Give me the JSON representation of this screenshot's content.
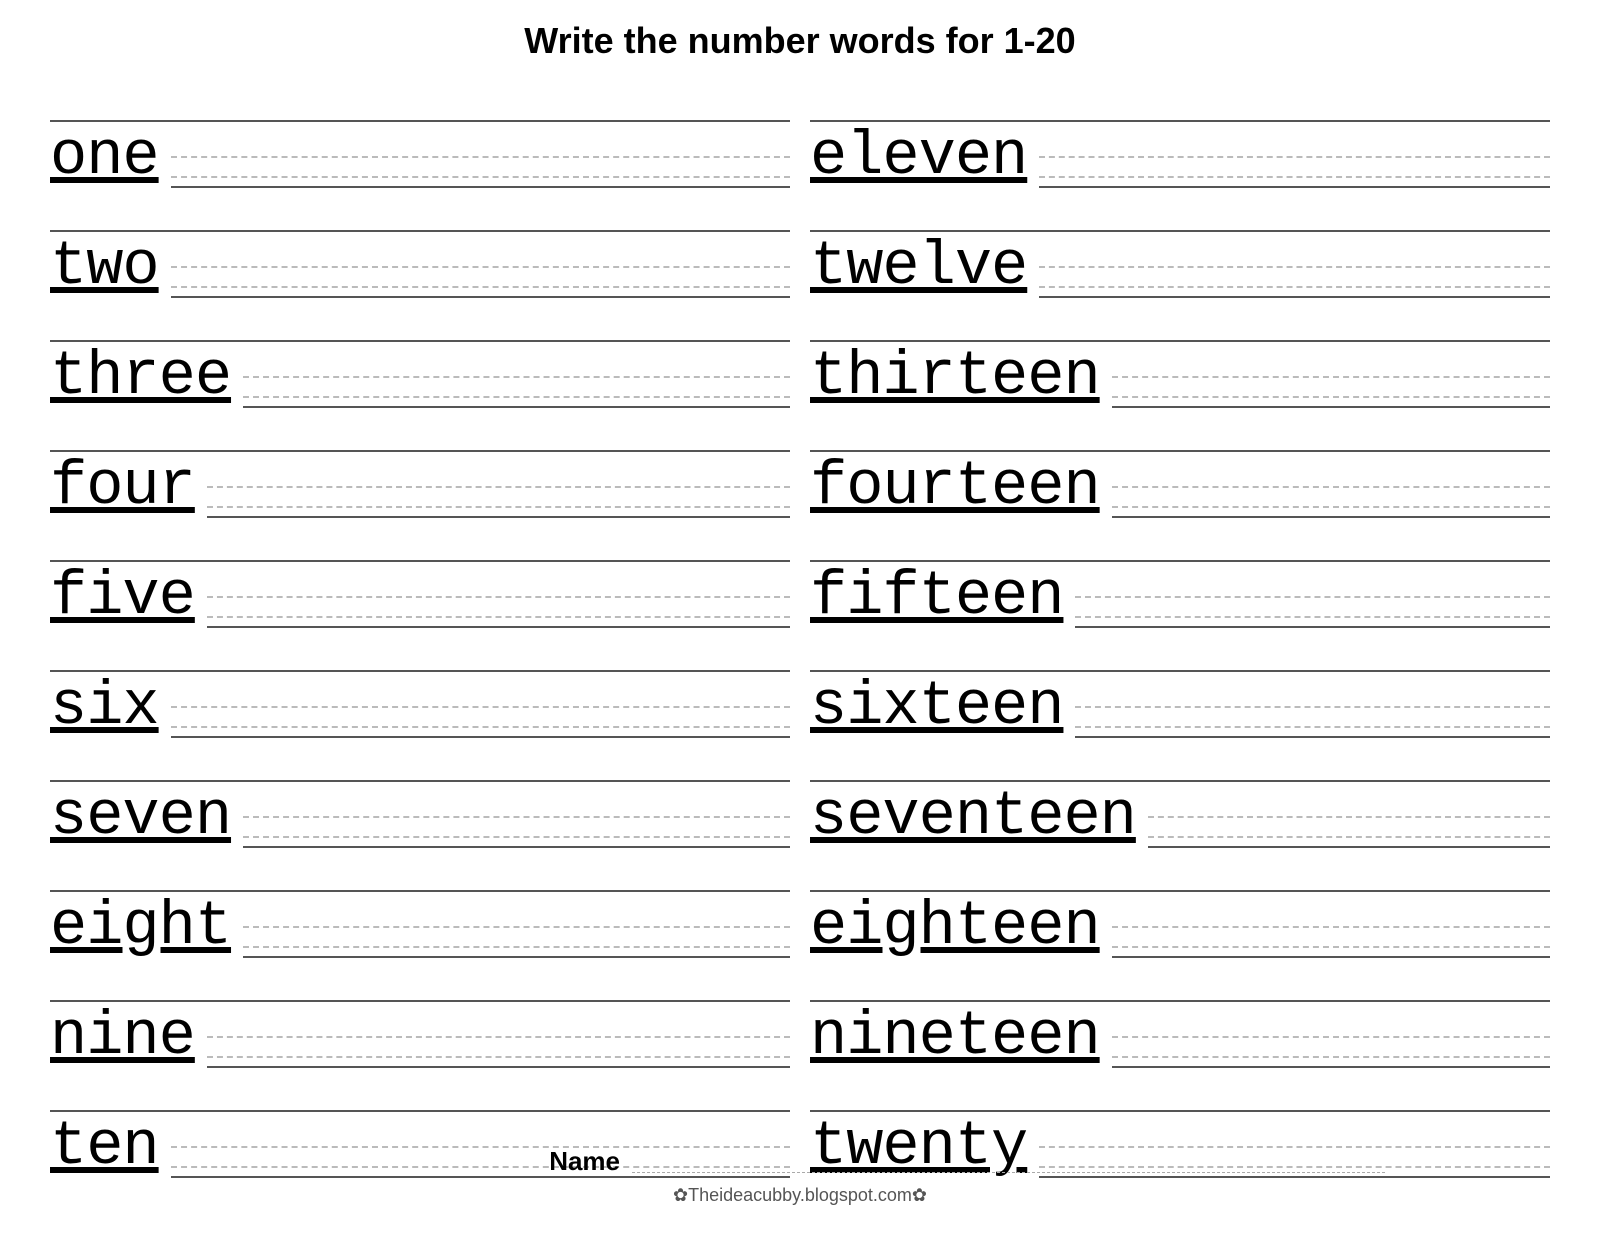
{
  "title": "Write the number words for  1-20",
  "left_words": [
    "one",
    "two",
    "three",
    "four",
    "five",
    "six",
    "seven",
    "eight",
    "nine",
    "ten"
  ],
  "right_words": [
    "eleven",
    "twelve",
    "thirteen",
    "fourteen",
    "fifteen",
    "sixteen",
    "seventeen",
    "eighteen",
    "nineteen",
    "twenty"
  ],
  "footer": {
    "name_label": "Name",
    "attribution": "✿Theideacubby.blogspot.com✿"
  }
}
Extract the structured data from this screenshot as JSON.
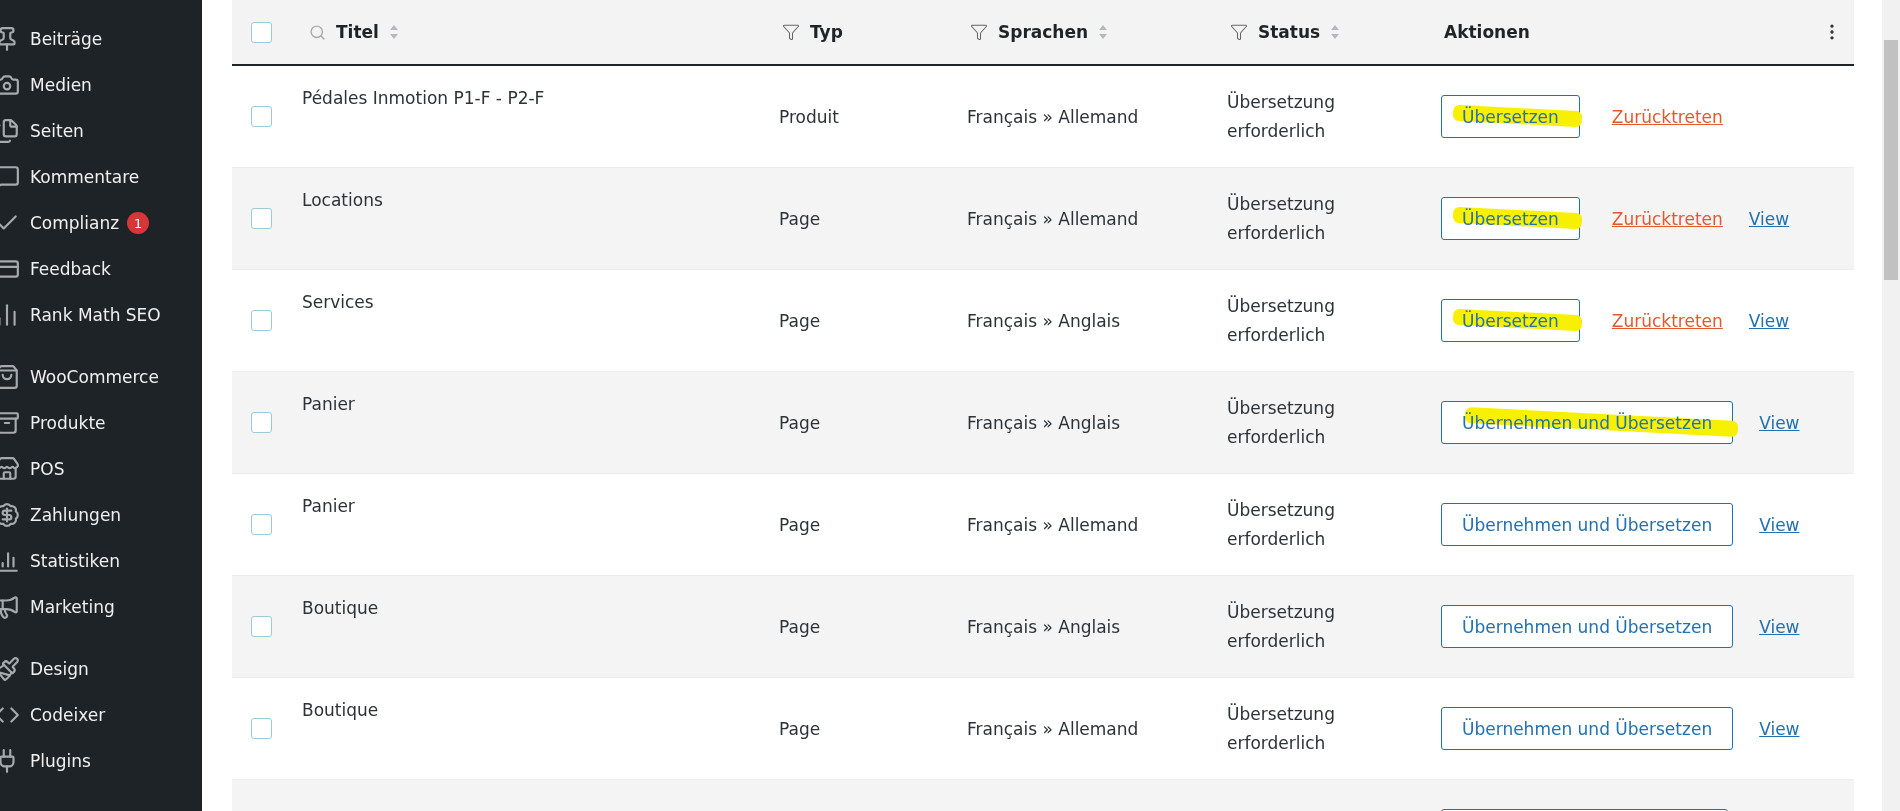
{
  "sidebar": {
    "groups": [
      {
        "items": [
          {
            "label": "Beiträge"
          },
          {
            "label": "Medien"
          },
          {
            "label": "Seiten"
          },
          {
            "label": "Kommentare"
          },
          {
            "label": "Complianz",
            "badge": "1"
          },
          {
            "label": "Feedback"
          },
          {
            "label": "Rank Math SEO"
          }
        ]
      },
      {
        "items": [
          {
            "label": "WooCommerce"
          },
          {
            "label": "Produkte"
          },
          {
            "label": "POS"
          },
          {
            "label": "Zahlungen"
          },
          {
            "label": "Statistiken"
          },
          {
            "label": "Marketing"
          }
        ]
      },
      {
        "items": [
          {
            "label": "Design"
          },
          {
            "label": "Codeixer"
          },
          {
            "label": "Plugins"
          }
        ]
      }
    ]
  },
  "table": {
    "select_all": {
      "checked": false
    },
    "columns": [
      {
        "label": "Titel",
        "kind": "search",
        "sortable": true
      },
      {
        "label": "Typ",
        "kind": "filter",
        "sortable": false
      },
      {
        "label": "Sprachen",
        "kind": "filter",
        "sortable": true
      },
      {
        "label": "Status",
        "kind": "filter",
        "sortable": true
      },
      {
        "label": "Aktionen",
        "kind": "plain",
        "sortable": false
      }
    ],
    "rows": [
      {
        "checked": false,
        "title": "Pédales Inmotion P1-F - P2-F",
        "type": "Produit",
        "languages": "Français » Allemand",
        "status": "Übersetzung erforderlich",
        "actions": [
          {
            "kind": "button",
            "label": "Übersetzen",
            "highlighted": true
          },
          {
            "kind": "danger-link",
            "label": "Zurücktreten"
          }
        ]
      },
      {
        "checked": false,
        "title": "Locations",
        "type": "Page",
        "languages": "Français » Allemand",
        "status": "Übersetzung erforderlich",
        "actions": [
          {
            "kind": "button",
            "label": "Übersetzen",
            "highlighted": true
          },
          {
            "kind": "danger-link",
            "label": "Zurücktreten"
          },
          {
            "kind": "link",
            "label": "View"
          }
        ]
      },
      {
        "checked": false,
        "title": "Services",
        "type": "Page",
        "languages": "Français » Anglais",
        "status": "Übersetzung erforderlich",
        "actions": [
          {
            "kind": "button",
            "label": "Übersetzen",
            "highlighted": true
          },
          {
            "kind": "danger-link",
            "label": "Zurücktreten"
          },
          {
            "kind": "link",
            "label": "View"
          }
        ]
      },
      {
        "checked": false,
        "title": "Panier",
        "type": "Page",
        "languages": "Français » Anglais",
        "status": "Übersetzung erforderlich",
        "actions": [
          {
            "kind": "button",
            "label": "Übernehmen und Übersetzen",
            "highlighted": true
          },
          {
            "kind": "link",
            "label": "View"
          }
        ]
      },
      {
        "checked": false,
        "title": "Panier",
        "type": "Page",
        "languages": "Français » Allemand",
        "status": "Übersetzung erforderlich",
        "actions": [
          {
            "kind": "button",
            "label": "Übernehmen und Übersetzen",
            "highlighted": false
          },
          {
            "kind": "link",
            "label": "View"
          }
        ]
      },
      {
        "checked": false,
        "title": "Boutique",
        "type": "Page",
        "languages": "Français » Anglais",
        "status": "Übersetzung erforderlich",
        "actions": [
          {
            "kind": "button",
            "label": "Übernehmen und Übersetzen",
            "highlighted": false
          },
          {
            "kind": "link",
            "label": "View"
          }
        ]
      },
      {
        "checked": false,
        "title": "Boutique",
        "type": "Page",
        "languages": "Français » Allemand",
        "status": "Übersetzung erforderlich",
        "actions": [
          {
            "kind": "button",
            "label": "Übernehmen und Übersetzen",
            "highlighted": false
          },
          {
            "kind": "link",
            "label": "View"
          }
        ]
      },
      {
        "actions": [
          {
            "kind": "button",
            "highlighted": false
          }
        ]
      }
    ]
  }
}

To be done =
Make an exact copy of every record, pictures excluded.

Result of this exercise =
Give me the JSON representation of this screenshot's content.
{
  "title": "Write the number words for  1-20",
  "left_words": [
    "one",
    "two",
    "three",
    "four",
    "five",
    "six",
    "seven",
    "eight",
    "nine",
    "ten"
  ],
  "right_words": [
    "eleven",
    "twelve",
    "thirteen",
    "fourteen",
    "fifteen",
    "sixteen",
    "seventeen",
    "eighteen",
    "nineteen",
    "twenty"
  ],
  "footer": {
    "name_label": "Name",
    "attribution": "✿Theideacubby.blogspot.com✿"
  }
}
Extract the structured data from this screenshot as JSON.
{
  "sidebar": {
    "groups": [
      {
        "items": [
          {
            "label": "Beiträge"
          },
          {
            "label": "Medien"
          },
          {
            "label": "Seiten"
          },
          {
            "label": "Kommentare"
          },
          {
            "label": "Complianz",
            "badge": "1"
          },
          {
            "label": "Feedback"
          },
          {
            "label": "Rank Math SEO"
          }
        ]
      },
      {
        "items": [
          {
            "label": "WooCommerce"
          },
          {
            "label": "Produkte"
          },
          {
            "label": "POS"
          },
          {
            "label": "Zahlungen"
          },
          {
            "label": "Statistiken"
          },
          {
            "label": "Marketing"
          }
        ]
      },
      {
        "items": [
          {
            "label": "Design"
          },
          {
            "label": "Codeixer"
          },
          {
            "label": "Plugins"
          }
        ]
      }
    ]
  },
  "table": {
    "select_all": {
      "checked": false
    },
    "columns": [
      {
        "label": "Titel",
        "kind": "search",
        "sortable": true
      },
      {
        "label": "Typ",
        "kind": "filter",
        "sortable": false
      },
      {
        "label": "Sprachen",
        "kind": "filter",
        "sortable": true
      },
      {
        "label": "Status",
        "kind": "filter",
        "sortable": true
      },
      {
        "label": "Aktionen",
        "kind": "plain",
        "sortable": false
      }
    ],
    "rows": [
      {
        "checked": false,
        "title": "Pédales Inmotion P1-F - P2-F",
        "type": "Produit",
        "languages": "Français » Allemand",
        "status": "Übersetzung erforderlich",
        "actions": [
          {
            "kind": "button",
            "label": "Übersetzen",
            "highlighted": true
          },
          {
            "kind": "danger-link",
            "label": "Zurücktreten"
          }
        ]
      },
      {
        "checked": false,
        "title": "Locations",
        "type": "Page",
        "languages": "Français » Allemand",
        "status": "Übersetzung erforderlich",
        "actions": [
          {
            "kind": "button",
            "label": "Übersetzen",
            "highlighted": true
          },
          {
            "kind": "danger-link",
            "label": "Zurücktreten"
          },
          {
            "kind": "link",
            "label": "View"
          }
        ]
      },
      {
        "checked": false,
        "title": "Services",
        "type": "Page",
        "languages": "Français » Anglais",
        "status": "Übersetzung erforderlich",
        "actions": [
          {
            "kind": "button",
            "label": "Übersetzen",
            "highlighted": true
          },
          {
            "kind": "danger-link",
            "label": "Zurücktreten"
          },
          {
            "kind": "link",
            "label": "View"
          }
        ]
      },
      {
        "checked": false,
        "title": "Panier",
        "type": "Page",
        "languages": "Français » Anglais",
        "status": "Übersetzung erforderlich",
        "actions": [
          {
            "kind": "button",
            "label": "Übernehmen und Übersetzen",
            "highlighted": true
          },
          {
            "kind": "link",
            "label": "View"
          }
        ]
      },
      {
        "checked": false,
        "title": "Panier",
        "type": "Page",
        "languages": "Français » Allemand",
        "status": "Übersetzung erforderlich",
        "actions": [
          {
            "kind": "button",
            "label": "Übernehmen und Übersetzen",
            "highlighted": false
          },
          {
            "kind": "link",
            "label": "View"
          }
        ]
      },
      {
        "checked": false,
        "title": "Boutique",
        "type": "Page",
        "languages": "Français » Anglais",
        "status": "Übersetzung erforderlich",
        "actions": [
          {
            "kind": "button",
            "label": "Übernehmen und Übersetzen",
            "highlighted": false
          },
          {
            "kind": "link",
            "label": "View"
          }
        ]
      },
      {
        "checked": false,
        "title": "Boutique",
        "type": "Page",
        "languages": "Français » Allemand",
        "status": "Übersetzung erforderlich",
        "actions": [
          {
            "kind": "button",
            "label": "Übernehmen und Übersetzen",
            "highlighted": false
          },
          {
            "kind": "link",
            "label": "View"
          }
        ]
      },
      {
        "actions": [
          {
            "kind": "button",
            "highlighted": false
          }
        ]
      }
    ]
  }
}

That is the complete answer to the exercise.